* start Given entries *

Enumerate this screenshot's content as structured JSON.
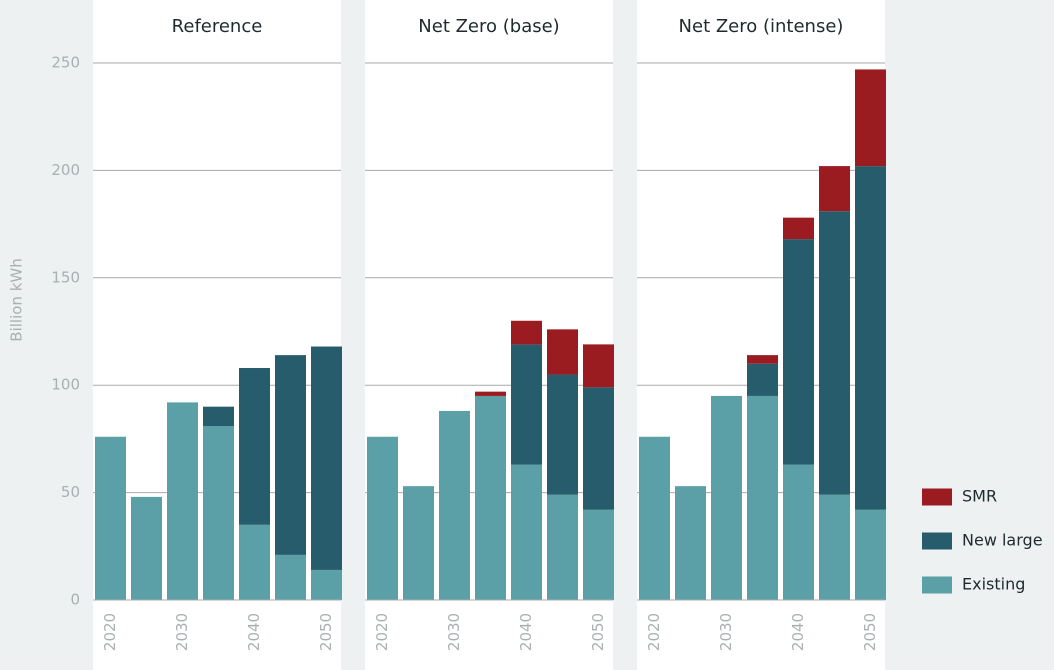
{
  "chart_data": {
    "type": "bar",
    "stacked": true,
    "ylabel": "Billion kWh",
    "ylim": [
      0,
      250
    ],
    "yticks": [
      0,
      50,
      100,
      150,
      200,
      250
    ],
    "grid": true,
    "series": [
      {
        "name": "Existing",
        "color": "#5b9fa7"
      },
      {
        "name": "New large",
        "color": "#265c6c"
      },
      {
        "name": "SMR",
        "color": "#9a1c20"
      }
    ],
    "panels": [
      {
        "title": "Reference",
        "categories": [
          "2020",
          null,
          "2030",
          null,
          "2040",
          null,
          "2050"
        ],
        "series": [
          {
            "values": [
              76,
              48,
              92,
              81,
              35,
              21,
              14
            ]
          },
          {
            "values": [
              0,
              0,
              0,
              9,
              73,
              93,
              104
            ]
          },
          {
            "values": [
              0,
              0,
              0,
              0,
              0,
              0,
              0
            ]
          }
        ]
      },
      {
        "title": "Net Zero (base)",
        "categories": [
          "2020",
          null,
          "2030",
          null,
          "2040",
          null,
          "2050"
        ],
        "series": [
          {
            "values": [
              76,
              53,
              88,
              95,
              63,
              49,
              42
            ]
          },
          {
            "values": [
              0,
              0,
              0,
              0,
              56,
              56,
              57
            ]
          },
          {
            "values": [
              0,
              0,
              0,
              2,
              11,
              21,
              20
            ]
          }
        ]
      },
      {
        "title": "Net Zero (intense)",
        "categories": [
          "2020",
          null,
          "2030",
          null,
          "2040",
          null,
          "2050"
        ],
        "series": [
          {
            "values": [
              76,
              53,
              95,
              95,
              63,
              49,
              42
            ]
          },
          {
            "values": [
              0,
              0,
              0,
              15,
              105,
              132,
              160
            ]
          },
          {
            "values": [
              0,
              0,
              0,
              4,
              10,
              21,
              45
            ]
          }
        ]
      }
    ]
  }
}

* end Given entries *

Work to be completed:
Look through the data above. Copy every line with the string "color" in it.

Written answer:
        "color": "#5b9fa7"
        "color": "#265c6c"
        "color": "#9a1c20"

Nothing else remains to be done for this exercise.